-- START EXERCISE INPUT --

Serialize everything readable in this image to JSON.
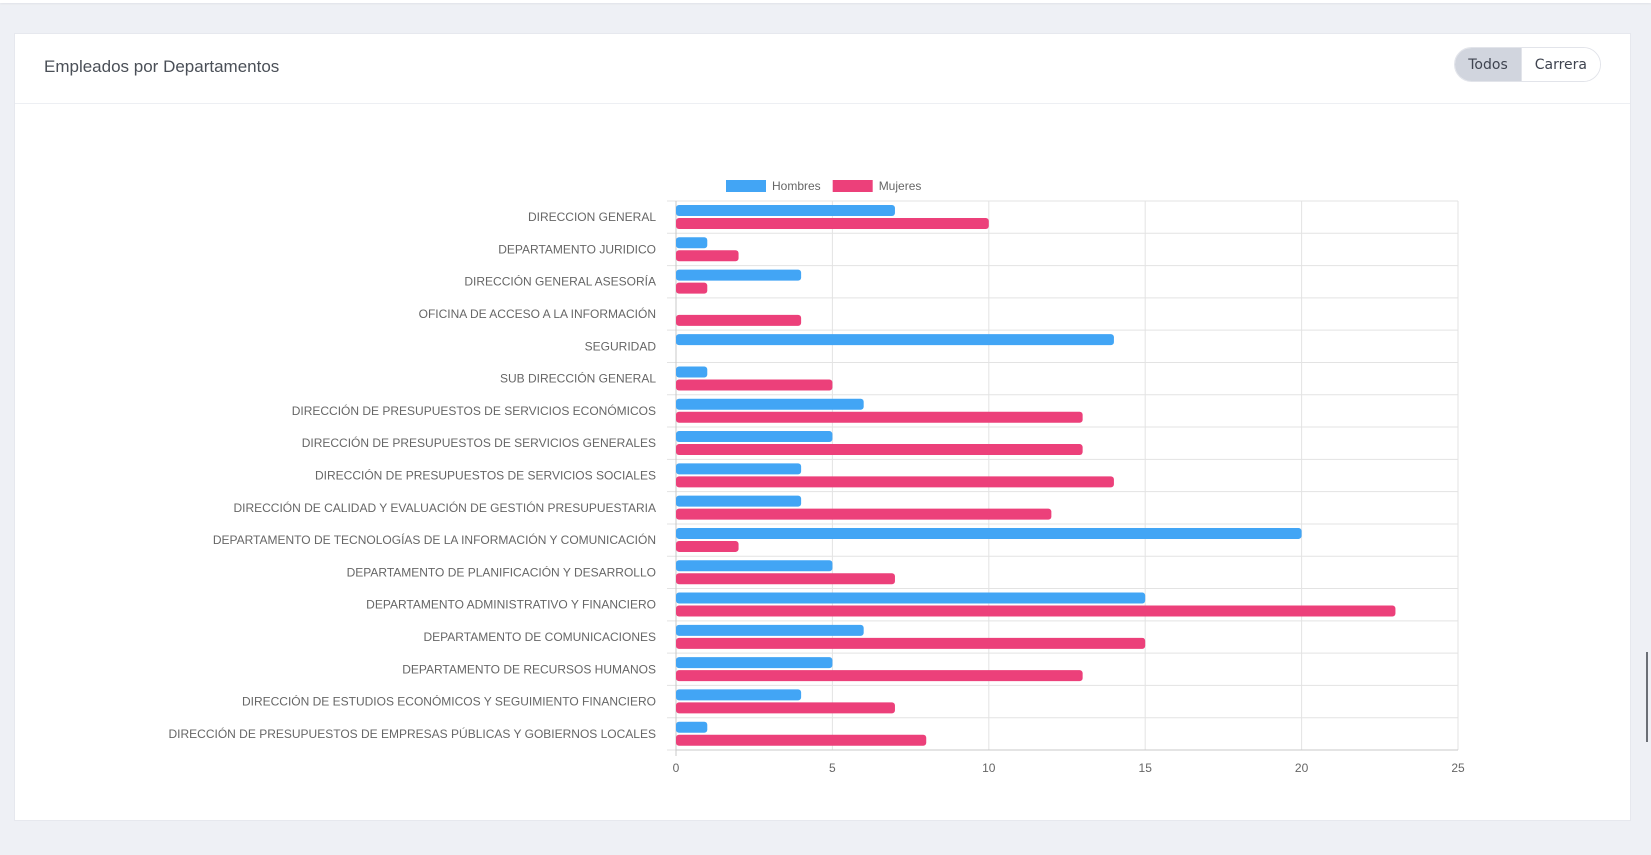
{
  "card": {
    "title": "Empleados por Departamentos",
    "filters": [
      {
        "label": "Todos",
        "active": true
      },
      {
        "label": "Carrera",
        "active": false
      }
    ]
  },
  "chart_data": {
    "type": "bar",
    "orientation": "horizontal",
    "categories": [
      "DIRECCION GENERAL",
      "DEPARTAMENTO JURIDICO",
      "DIRECCIÓN GENERAL ASESORÍA",
      "OFICINA DE ACCESO A LA INFORMACIÓN",
      "SEGURIDAD",
      "SUB DIRECCIÓN GENERAL",
      "DIRECCIÓN DE PRESUPUESTOS DE SERVICIOS ECONÓMICOS",
      "DIRECCIÓN DE PRESUPUESTOS DE SERVICIOS GENERALES",
      "DIRECCIÓN DE PRESUPUESTOS DE SERVICIOS SOCIALES",
      "DIRECCIÓN DE CALIDAD Y EVALUACIÓN DE GESTIÓN PRESUPUESTARIA",
      "DEPARTAMENTO DE TECNOLOGÍAS DE LA INFORMACIÓN Y COMUNICACIÓN",
      "DEPARTAMENTO DE PLANIFICACIÓN Y DESARROLLO",
      "DEPARTAMENTO ADMINISTRATIVO Y FINANCIERO",
      "DEPARTAMENTO DE COMUNICACIONES",
      "DEPARTAMENTO DE RECURSOS HUMANOS",
      "DIRECCIÓN DE ESTUDIOS ECONÓMICOS Y SEGUIMIENTO FINANCIERO",
      "DIRECCIÓN DE PRESUPUESTOS DE EMPRESAS PÚBLICAS Y GOBIERNOS LOCALES"
    ],
    "series": [
      {
        "name": "Hombres",
        "color": "#42a5f5",
        "values": [
          7,
          1,
          4,
          0,
          14,
          1,
          6,
          5,
          4,
          4,
          20,
          5,
          15,
          6,
          5,
          4,
          1
        ]
      },
      {
        "name": "Mujeres",
        "color": "#ec407a",
        "values": [
          10,
          2,
          1,
          4,
          0,
          5,
          13,
          13,
          14,
          12,
          2,
          7,
          23,
          15,
          13,
          7,
          8
        ]
      }
    ],
    "xlim": [
      0,
      25
    ],
    "xticks": [
      0,
      5,
      10,
      15,
      20,
      25
    ],
    "grid": true,
    "legend": "top"
  }
}
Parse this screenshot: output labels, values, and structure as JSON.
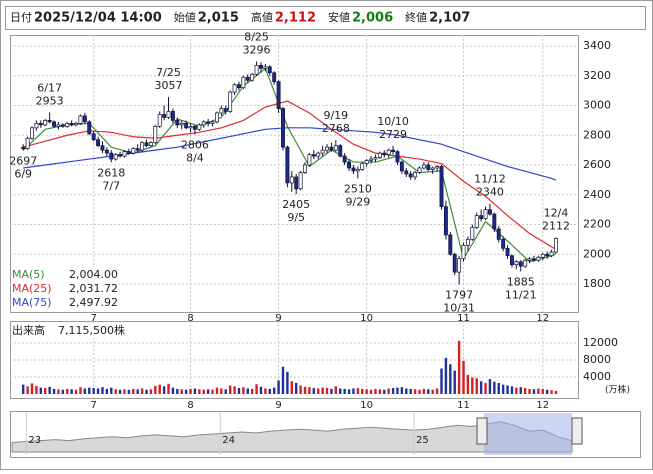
{
  "header": {
    "items": [
      {
        "label": "日付",
        "value": "2025/12/04 14:00",
        "color": "#222"
      },
      {
        "label": "始値",
        "value": "2,015",
        "color": "#222"
      },
      {
        "label": "高値",
        "value": "2,112",
        "color": "#d01010"
      },
      {
        "label": "安値",
        "value": "2,006",
        "color": "#108010"
      },
      {
        "label": "終値",
        "value": "2,107",
        "color": "#222"
      }
    ]
  },
  "chart_data": {
    "type": "candlestick",
    "xlim": [
      -3,
      126
    ],
    "xticks": [
      {
        "value": 16,
        "label": "7"
      },
      {
        "value": 38,
        "label": "8"
      },
      {
        "value": 58,
        "label": "9"
      },
      {
        "value": 78,
        "label": "10"
      },
      {
        "value": 100,
        "label": "11"
      },
      {
        "value": 118,
        "label": "12"
      }
    ],
    "ylim": [
      1612,
      3474
    ],
    "yticks": [
      1800,
      2000,
      2200,
      2400,
      2600,
      2800,
      3000,
      3200,
      3400
    ],
    "grid": true,
    "up_color": "#ffffff",
    "down_color": "#1c2a8a",
    "edge_color": "#111133",
    "ohlc": [
      [
        2720,
        2740,
        2697,
        2710
      ],
      [
        2710,
        2790,
        2700,
        2780
      ],
      [
        2780,
        2860,
        2770,
        2850
      ],
      [
        2850,
        2900,
        2830,
        2880
      ],
      [
        2880,
        2900,
        2850,
        2870
      ],
      [
        2870,
        2910,
        2860,
        2900
      ],
      [
        2900,
        2953,
        2880,
        2890
      ],
      [
        2890,
        2900,
        2850,
        2860
      ],
      [
        2860,
        2890,
        2840,
        2870
      ],
      [
        2870,
        2880,
        2850,
        2860
      ],
      [
        2860,
        2890,
        2850,
        2880
      ],
      [
        2880,
        2900,
        2860,
        2870
      ],
      [
        2870,
        2890,
        2860,
        2880
      ],
      [
        2880,
        2940,
        2870,
        2930
      ],
      [
        2930,
        2950,
        2880,
        2890
      ],
      [
        2890,
        2900,
        2800,
        2810
      ],
      [
        2810,
        2830,
        2760,
        2770
      ],
      [
        2770,
        2790,
        2720,
        2730
      ],
      [
        2730,
        2760,
        2680,
        2700
      ],
      [
        2700,
        2720,
        2660,
        2680
      ],
      [
        2680,
        2700,
        2618,
        2640
      ],
      [
        2640,
        2680,
        2630,
        2670
      ],
      [
        2670,
        2690,
        2650,
        2660
      ],
      [
        2660,
        2700,
        2650,
        2690
      ],
      [
        2690,
        2710,
        2670,
        2680
      ],
      [
        2680,
        2720,
        2670,
        2710
      ],
      [
        2710,
        2740,
        2690,
        2700
      ],
      [
        2700,
        2760,
        2690,
        2750
      ],
      [
        2750,
        2770,
        2720,
        2730
      ],
      [
        2730,
        2760,
        2720,
        2750
      ],
      [
        2750,
        2870,
        2740,
        2860
      ],
      [
        2860,
        2960,
        2850,
        2940
      ],
      [
        2940,
        3000,
        2900,
        2920
      ],
      [
        2920,
        3057,
        2910,
        2960
      ],
      [
        2960,
        2980,
        2880,
        2900
      ],
      [
        2900,
        2920,
        2850,
        2870
      ],
      [
        2870,
        2900,
        2840,
        2880
      ],
      [
        2880,
        2900,
        2840,
        2850
      ],
      [
        2850,
        2880,
        2820,
        2860
      ],
      [
        2860,
        2870,
        2806,
        2840
      ],
      [
        2840,
        2880,
        2830,
        2870
      ],
      [
        2870,
        2900,
        2850,
        2890
      ],
      [
        2890,
        2910,
        2860,
        2880
      ],
      [
        2880,
        2900,
        2860,
        2890
      ],
      [
        2890,
        2960,
        2880,
        2950
      ],
      [
        2950,
        3000,
        2930,
        2980
      ],
      [
        2980,
        3000,
        2940,
        2960
      ],
      [
        2960,
        3100,
        2950,
        3090
      ],
      [
        3090,
        3150,
        3070,
        3140
      ],
      [
        3140,
        3160,
        3100,
        3120
      ],
      [
        3120,
        3200,
        3110,
        3190
      ],
      [
        3190,
        3210,
        3150,
        3170
      ],
      [
        3170,
        3220,
        3160,
        3210
      ],
      [
        3210,
        3296,
        3200,
        3270
      ],
      [
        3270,
        3290,
        3220,
        3250
      ],
      [
        3250,
        3280,
        3230,
        3260
      ],
      [
        3260,
        3270,
        3200,
        3220
      ],
      [
        3220,
        3230,
        3140,
        3160
      ],
      [
        3160,
        3170,
        2950,
        2980
      ],
      [
        2980,
        2990,
        2700,
        2720
      ],
      [
        2720,
        2730,
        2450,
        2480
      ],
      [
        2480,
        2560,
        2420,
        2520
      ],
      [
        2520,
        2540,
        2405,
        2440
      ],
      [
        2440,
        2560,
        2430,
        2550
      ],
      [
        2550,
        2620,
        2540,
        2600
      ],
      [
        2600,
        2680,
        2590,
        2670
      ],
      [
        2670,
        2700,
        2640,
        2660
      ],
      [
        2660,
        2690,
        2640,
        2680
      ],
      [
        2680,
        2730,
        2660,
        2700
      ],
      [
        2700,
        2740,
        2680,
        2720
      ],
      [
        2720,
        2750,
        2690,
        2700
      ],
      [
        2700,
        2768,
        2690,
        2730
      ],
      [
        2730,
        2740,
        2650,
        2660
      ],
      [
        2660,
        2680,
        2600,
        2620
      ],
      [
        2620,
        2640,
        2560,
        2580
      ],
      [
        2580,
        2600,
        2540,
        2560
      ],
      [
        2560,
        2590,
        2510,
        2570
      ],
      [
        2570,
        2620,
        2560,
        2610
      ],
      [
        2610,
        2640,
        2590,
        2630
      ],
      [
        2630,
        2660,
        2610,
        2640
      ],
      [
        2640,
        2670,
        2620,
        2650
      ],
      [
        2650,
        2690,
        2640,
        2680
      ],
      [
        2680,
        2700,
        2650,
        2670
      ],
      [
        2670,
        2710,
        2650,
        2700
      ],
      [
        2700,
        2729,
        2670,
        2690
      ],
      [
        2690,
        2700,
        2600,
        2620
      ],
      [
        2620,
        2630,
        2540,
        2560
      ],
      [
        2560,
        2580,
        2520,
        2540
      ],
      [
        2540,
        2560,
        2500,
        2520
      ],
      [
        2520,
        2560,
        2500,
        2550
      ],
      [
        2550,
        2590,
        2540,
        2580
      ],
      [
        2580,
        2620,
        2570,
        2600
      ],
      [
        2600,
        2620,
        2560,
        2570
      ],
      [
        2570,
        2590,
        2540,
        2580
      ],
      [
        2580,
        2600,
        2560,
        2590
      ],
      [
        2590,
        2600,
        2300,
        2320
      ],
      [
        2320,
        2360,
        2100,
        2130
      ],
      [
        2130,
        2150,
        1990,
        2000
      ],
      [
        2000,
        2010,
        1860,
        1880
      ],
      [
        1880,
        1990,
        1797,
        1970
      ],
      [
        1970,
        2080,
        1950,
        2060
      ],
      [
        2060,
        2120,
        2020,
        2100
      ],
      [
        2100,
        2200,
        2090,
        2180
      ],
      [
        2180,
        2280,
        2170,
        2260
      ],
      [
        2260,
        2300,
        2220,
        2240
      ],
      [
        2240,
        2320,
        2230,
        2300
      ],
      [
        2300,
        2340,
        2260,
        2270
      ],
      [
        2270,
        2280,
        2150,
        2170
      ],
      [
        2170,
        2190,
        2080,
        2100
      ],
      [
        2100,
        2120,
        2020,
        2040
      ],
      [
        2040,
        2060,
        1970,
        1990
      ],
      [
        1990,
        2000,
        1910,
        1930
      ],
      [
        1930,
        1960,
        1900,
        1950
      ],
      [
        1950,
        1960,
        1885,
        1920
      ],
      [
        1920,
        1970,
        1910,
        1960
      ],
      [
        1960,
        1980,
        1940,
        1970
      ],
      [
        1970,
        1990,
        1950,
        1960
      ],
      [
        1960,
        1990,
        1950,
        1980
      ],
      [
        1980,
        2010,
        1960,
        2000
      ],
      [
        2000,
        2020,
        1970,
        1990
      ],
      [
        1990,
        2030,
        1980,
        2015
      ],
      [
        2015,
        2112,
        2006,
        2107
      ]
    ],
    "ma_x": [
      0,
      5,
      10,
      15,
      20,
      25,
      30,
      35,
      40,
      45,
      50,
      55,
      60,
      65,
      70,
      75,
      80,
      85,
      90,
      95,
      100,
      105,
      110,
      115,
      120,
      121
    ],
    "series": [
      {
        "name": "MA(5)",
        "color": "#3a8f3a",
        "values": [
          2700,
          2840,
          2870,
          2880,
          2720,
          2680,
          2730,
          2910,
          2860,
          2920,
          3130,
          3250,
          2860,
          2590,
          2700,
          2620,
          2620,
          2660,
          2550,
          2560,
          1970,
          2220,
          2090,
          1950,
          1990,
          2004
        ],
        "value_labels": [
          null,
          null,
          null,
          null,
          null,
          null,
          null,
          null,
          null,
          null,
          null,
          null,
          null,
          null,
          null,
          null,
          null,
          null,
          null,
          null,
          null,
          null,
          null,
          null,
          null,
          "2,004.00"
        ]
      },
      {
        "name": "MA(25)",
        "color": "#e02a2a",
        "values": [
          2720,
          2760,
          2800,
          2830,
          2820,
          2790,
          2780,
          2800,
          2820,
          2850,
          2900,
          2990,
          3030,
          2950,
          2840,
          2740,
          2680,
          2660,
          2640,
          2610,
          2490,
          2390,
          2260,
          2140,
          2050,
          2031.72
        ],
        "value_labels": [
          null,
          null,
          null,
          null,
          null,
          null,
          null,
          null,
          null,
          null,
          null,
          null,
          null,
          null,
          null,
          null,
          null,
          null,
          null,
          null,
          null,
          null,
          null,
          null,
          null,
          "2,031.72"
        ]
      },
      {
        "name": "MA(75)",
        "color": "#3344cc",
        "values": [
          2580,
          2600,
          2620,
          2640,
          2660,
          2680,
          2700,
          2720,
          2750,
          2780,
          2810,
          2840,
          2850,
          2850,
          2840,
          2830,
          2820,
          2800,
          2770,
          2740,
          2690,
          2640,
          2590,
          2550,
          2510,
          2497.92
        ],
        "value_labels": [
          null,
          null,
          null,
          null,
          null,
          null,
          null,
          null,
          null,
          null,
          null,
          null,
          null,
          null,
          null,
          null,
          null,
          null,
          null,
          null,
          null,
          null,
          null,
          null,
          null,
          "2,497.92"
        ]
      }
    ],
    "annotations": [
      {
        "date": "6/17",
        "price": 2953,
        "x": 6,
        "pos": "above"
      },
      {
        "date": "6/9",
        "price": 2697,
        "x": 0,
        "pos": "below"
      },
      {
        "date": "7/25",
        "price": 3057,
        "x": 33,
        "pos": "above"
      },
      {
        "date": "7/7",
        "price": 2618,
        "x": 20,
        "pos": "below"
      },
      {
        "date": "8/25",
        "price": 3296,
        "x": 53,
        "pos": "above"
      },
      {
        "date": "8/4",
        "price": 2806,
        "x": 39,
        "pos": "below"
      },
      {
        "date": "9/19",
        "price": 2768,
        "x": 71,
        "pos": "above"
      },
      {
        "date": "9/5",
        "price": 2405,
        "x": 62,
        "pos": "below"
      },
      {
        "date": "10/10",
        "price": 2729,
        "x": 84,
        "pos": "above"
      },
      {
        "date": "9/29",
        "price": 2510,
        "x": 76,
        "pos": "below"
      },
      {
        "date": "11/12",
        "price": 2340,
        "x": 106,
        "pos": "above"
      },
      {
        "date": "10/31",
        "price": 1797,
        "x": 99,
        "pos": "below"
      },
      {
        "date": "12/4",
        "price": 2112,
        "x": 121,
        "pos": "above"
      },
      {
        "date": "11/21",
        "price": 1885,
        "x": 113,
        "pos": "below"
      }
    ],
    "volume": {
      "title": "出来高",
      "label": "7,115,500株",
      "unit": "(万株)",
      "up_color": "#d42020",
      "down_color": "#22309a",
      "ylim": [
        0,
        16700
      ],
      "yticks": [
        4000,
        8000,
        12000
      ],
      "values": [
        2200,
        1800,
        2500,
        1900,
        1500,
        1400,
        1700,
        1200,
        1100,
        1000,
        1200,
        1100,
        1000,
        1600,
        1300,
        1500,
        1400,
        1300,
        1600,
        1200,
        1500,
        1100,
        1000,
        1100,
        1000,
        1200,
        1100,
        1300,
        1000,
        1100,
        1900,
        2200,
        1800,
        2400,
        1500,
        1200,
        1100,
        1000,
        1200,
        1300,
        1100,
        1000,
        1100,
        1000,
        1500,
        1300,
        1100,
        2000,
        1800,
        1400,
        1600,
        1300,
        1200,
        2300,
        1700,
        1300,
        1200,
        1500,
        3200,
        6400,
        5200,
        3000,
        2600,
        2000,
        1700,
        1600,
        1400,
        1300,
        1500,
        1400,
        1200,
        1800,
        1300,
        1200,
        1100,
        1300,
        1400,
        1200,
        1100,
        1000,
        1200,
        1100,
        1000,
        1300,
        1400,
        1500,
        1600,
        1300,
        1200,
        1100,
        1000,
        1200,
        1100,
        1000,
        1300,
        6000,
        8500,
        7000,
        5500,
        12500,
        7800,
        4500,
        3900,
        3700,
        3000,
        2600,
        3500,
        2900,
        2600,
        2200,
        2000,
        1800,
        1500,
        1600,
        1400,
        1200,
        1100,
        1300,
        1200,
        1000,
        900,
        711.55
      ]
    },
    "navigator": {
      "ylim": [
        1500,
        3500
      ],
      "xlim": [
        0,
        39
      ],
      "xticks": [
        {
          "value": 1,
          "label": "23"
        },
        {
          "value": 14.5,
          "label": "24"
        },
        {
          "value": 28,
          "label": "25"
        }
      ],
      "values": [
        2000,
        2050,
        2100,
        2150,
        2100,
        2200,
        2250,
        2300,
        2250,
        2350,
        2400,
        2350,
        2300,
        2400,
        2450,
        2500,
        2550,
        2500,
        2600,
        2650,
        2700,
        2650,
        2600,
        2700,
        2750,
        2800,
        2750,
        2700,
        2650,
        2700,
        2800,
        2900,
        2850,
        2950,
        3100,
        2900,
        2600,
        2650,
        2300,
        2100
      ]
    }
  }
}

-- END EXERCISE INPUT --

Ascertain the number of lines in the entries that include the word "SERVICIOS", and report only that number.

3